Exercise brief: Leave out the pictures and restate the rest of the data exactly.

Dataset entries on figures:
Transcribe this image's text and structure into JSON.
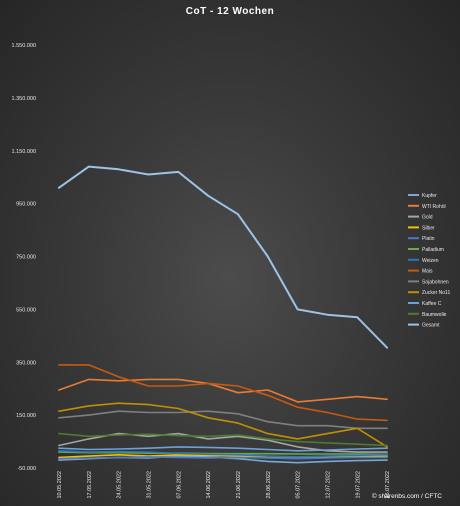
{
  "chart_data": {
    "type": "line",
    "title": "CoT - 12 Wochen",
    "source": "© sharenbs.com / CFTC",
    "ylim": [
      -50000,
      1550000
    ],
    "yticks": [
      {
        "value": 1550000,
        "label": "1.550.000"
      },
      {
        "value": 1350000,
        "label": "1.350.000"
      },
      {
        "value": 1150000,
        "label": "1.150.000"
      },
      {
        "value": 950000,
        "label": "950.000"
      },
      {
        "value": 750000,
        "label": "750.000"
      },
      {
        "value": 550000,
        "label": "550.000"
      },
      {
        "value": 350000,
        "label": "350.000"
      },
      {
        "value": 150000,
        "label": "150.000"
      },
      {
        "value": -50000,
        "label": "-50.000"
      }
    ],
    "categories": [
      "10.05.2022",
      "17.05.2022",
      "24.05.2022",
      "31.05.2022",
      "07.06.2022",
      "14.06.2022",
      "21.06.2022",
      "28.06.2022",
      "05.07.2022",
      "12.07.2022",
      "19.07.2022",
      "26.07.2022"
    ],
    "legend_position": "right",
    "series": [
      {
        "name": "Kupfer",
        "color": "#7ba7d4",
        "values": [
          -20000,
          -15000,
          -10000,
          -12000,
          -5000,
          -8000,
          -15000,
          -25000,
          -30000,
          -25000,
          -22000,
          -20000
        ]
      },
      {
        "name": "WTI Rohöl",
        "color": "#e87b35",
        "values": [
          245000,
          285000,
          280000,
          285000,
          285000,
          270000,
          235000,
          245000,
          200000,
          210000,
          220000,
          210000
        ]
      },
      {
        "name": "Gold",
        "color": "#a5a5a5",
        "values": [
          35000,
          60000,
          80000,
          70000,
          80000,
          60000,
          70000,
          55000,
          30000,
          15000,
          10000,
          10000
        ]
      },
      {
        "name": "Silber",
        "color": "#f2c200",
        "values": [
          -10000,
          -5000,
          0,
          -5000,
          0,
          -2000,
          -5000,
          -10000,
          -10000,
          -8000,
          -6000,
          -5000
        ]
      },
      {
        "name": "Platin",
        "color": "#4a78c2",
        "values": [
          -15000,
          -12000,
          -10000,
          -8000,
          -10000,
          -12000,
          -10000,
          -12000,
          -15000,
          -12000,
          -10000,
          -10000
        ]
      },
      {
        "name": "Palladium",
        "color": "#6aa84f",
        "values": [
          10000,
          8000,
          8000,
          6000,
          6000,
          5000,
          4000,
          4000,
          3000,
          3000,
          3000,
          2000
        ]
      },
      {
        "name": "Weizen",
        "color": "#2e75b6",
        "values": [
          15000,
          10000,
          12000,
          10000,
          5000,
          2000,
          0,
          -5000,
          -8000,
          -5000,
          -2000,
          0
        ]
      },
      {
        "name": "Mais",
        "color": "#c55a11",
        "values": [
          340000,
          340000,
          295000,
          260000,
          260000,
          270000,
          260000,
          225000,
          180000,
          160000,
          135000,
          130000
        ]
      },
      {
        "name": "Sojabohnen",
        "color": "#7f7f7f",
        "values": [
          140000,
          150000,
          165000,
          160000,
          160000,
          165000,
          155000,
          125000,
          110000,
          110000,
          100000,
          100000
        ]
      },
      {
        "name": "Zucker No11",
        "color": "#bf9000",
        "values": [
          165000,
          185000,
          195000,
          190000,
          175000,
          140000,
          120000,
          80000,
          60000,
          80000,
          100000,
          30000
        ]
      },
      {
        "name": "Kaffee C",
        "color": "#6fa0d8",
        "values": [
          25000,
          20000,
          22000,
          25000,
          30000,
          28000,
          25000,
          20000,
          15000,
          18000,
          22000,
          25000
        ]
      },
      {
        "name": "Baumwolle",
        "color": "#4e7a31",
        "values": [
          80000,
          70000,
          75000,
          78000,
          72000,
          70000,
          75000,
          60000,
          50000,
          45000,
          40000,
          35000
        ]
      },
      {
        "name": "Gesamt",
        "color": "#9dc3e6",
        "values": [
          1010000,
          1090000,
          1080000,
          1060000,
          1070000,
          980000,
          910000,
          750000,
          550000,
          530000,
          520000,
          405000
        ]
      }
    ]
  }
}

Expected answer:
Transcribe this image's text and structure into JSON.
{
  "chart_data": {
    "type": "line",
    "title": "CoT - 12 Wochen",
    "source": "© sharenbs.com / CFTC",
    "ylim": [
      -50000,
      1550000
    ],
    "yticks": [
      {
        "value": 1550000,
        "label": "1.550.000"
      },
      {
        "value": 1350000,
        "label": "1.350.000"
      },
      {
        "value": 1150000,
        "label": "1.150.000"
      },
      {
        "value": 950000,
        "label": "950.000"
      },
      {
        "value": 750000,
        "label": "750.000"
      },
      {
        "value": 550000,
        "label": "550.000"
      },
      {
        "value": 350000,
        "label": "350.000"
      },
      {
        "value": 150000,
        "label": "150.000"
      },
      {
        "value": -50000,
        "label": "-50.000"
      }
    ],
    "categories": [
      "10.05.2022",
      "17.05.2022",
      "24.05.2022",
      "31.05.2022",
      "07.06.2022",
      "14.06.2022",
      "21.06.2022",
      "28.06.2022",
      "05.07.2022",
      "12.07.2022",
      "19.07.2022",
      "26.07.2022"
    ],
    "legend_position": "right",
    "series": [
      {
        "name": "Kupfer",
        "color": "#7ba7d4",
        "values": [
          -20000,
          -15000,
          -10000,
          -12000,
          -5000,
          -8000,
          -15000,
          -25000,
          -30000,
          -25000,
          -22000,
          -20000
        ]
      },
      {
        "name": "WTI Rohöl",
        "color": "#e87b35",
        "values": [
          245000,
          285000,
          280000,
          285000,
          285000,
          270000,
          235000,
          245000,
          200000,
          210000,
          220000,
          210000
        ]
      },
      {
        "name": "Gold",
        "color": "#a5a5a5",
        "values": [
          35000,
          60000,
          80000,
          70000,
          80000,
          60000,
          70000,
          55000,
          30000,
          15000,
          10000,
          10000
        ]
      },
      {
        "name": "Silber",
        "color": "#f2c200",
        "values": [
          -10000,
          -5000,
          0,
          -5000,
          0,
          -2000,
          -5000,
          -10000,
          -10000,
          -8000,
          -6000,
          -5000
        ]
      },
      {
        "name": "Platin",
        "color": "#4a78c2",
        "values": [
          -15000,
          -12000,
          -10000,
          -8000,
          -10000,
          -12000,
          -10000,
          -12000,
          -15000,
          -12000,
          -10000,
          -10000
        ]
      },
      {
        "name": "Palladium",
        "color": "#6aa84f",
        "values": [
          10000,
          8000,
          8000,
          6000,
          6000,
          5000,
          4000,
          4000,
          3000,
          3000,
          3000,
          2000
        ]
      },
      {
        "name": "Weizen",
        "color": "#2e75b6",
        "values": [
          15000,
          10000,
          12000,
          10000,
          5000,
          2000,
          0,
          -5000,
          -8000,
          -5000,
          -2000,
          0
        ]
      },
      {
        "name": "Mais",
        "color": "#c55a11",
        "values": [
          340000,
          340000,
          295000,
          260000,
          260000,
          270000,
          260000,
          225000,
          180000,
          160000,
          135000,
          130000
        ]
      },
      {
        "name": "Sojabohnen",
        "color": "#7f7f7f",
        "values": [
          140000,
          150000,
          165000,
          160000,
          160000,
          165000,
          155000,
          125000,
          110000,
          110000,
          100000,
          100000
        ]
      },
      {
        "name": "Zucker No11",
        "color": "#bf9000",
        "values": [
          165000,
          185000,
          195000,
          190000,
          175000,
          140000,
          120000,
          80000,
          60000,
          80000,
          100000,
          30000
        ]
      },
      {
        "name": "Kaffee C",
        "color": "#6fa0d8",
        "values": [
          25000,
          20000,
          22000,
          25000,
          30000,
          28000,
          25000,
          20000,
          15000,
          18000,
          22000,
          25000
        ]
      },
      {
        "name": "Baumwolle",
        "color": "#4e7a31",
        "values": [
          80000,
          70000,
          75000,
          78000,
          72000,
          70000,
          75000,
          60000,
          50000,
          45000,
          40000,
          35000
        ]
      },
      {
        "name": "Gesamt",
        "color": "#9dc3e6",
        "values": [
          1010000,
          1090000,
          1080000,
          1060000,
          1070000,
          980000,
          910000,
          750000,
          550000,
          530000,
          520000,
          405000
        ]
      }
    ]
  }
}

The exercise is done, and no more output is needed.